REQUIRED WORK
Present the following data again exactly as it is shown.

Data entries
■ ■ ■
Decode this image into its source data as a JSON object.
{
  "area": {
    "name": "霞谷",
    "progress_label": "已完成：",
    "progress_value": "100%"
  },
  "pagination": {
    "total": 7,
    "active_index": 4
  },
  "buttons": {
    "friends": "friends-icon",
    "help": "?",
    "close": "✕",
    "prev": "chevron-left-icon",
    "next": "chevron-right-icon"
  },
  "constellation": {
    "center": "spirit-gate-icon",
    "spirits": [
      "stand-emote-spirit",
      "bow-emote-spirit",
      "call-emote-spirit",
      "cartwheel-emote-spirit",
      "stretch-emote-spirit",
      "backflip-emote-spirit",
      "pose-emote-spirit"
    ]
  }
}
■ ■ ■
FINAL ANSWER
Decode this image into its source data as a JSON object.
{
  "area": {
    "name": "霞谷",
    "progress_label": "已完成：",
    "progress_value": "100%"
  },
  "pagination": {
    "total": 7,
    "active_index": 4
  },
  "buttons": {
    "friends": "friends-icon",
    "help": "?",
    "close": "✕",
    "prev": "chevron-left-icon",
    "next": "chevron-right-icon"
  },
  "constellation": {
    "center": "spirit-gate-icon",
    "spirits": [
      "stand-emote-spirit",
      "bow-emote-spirit",
      "call-emote-spirit",
      "cartwheel-emote-spirit",
      "stretch-emote-spirit",
      "backflip-emote-spirit",
      "pose-emote-spirit"
    ]
  }
}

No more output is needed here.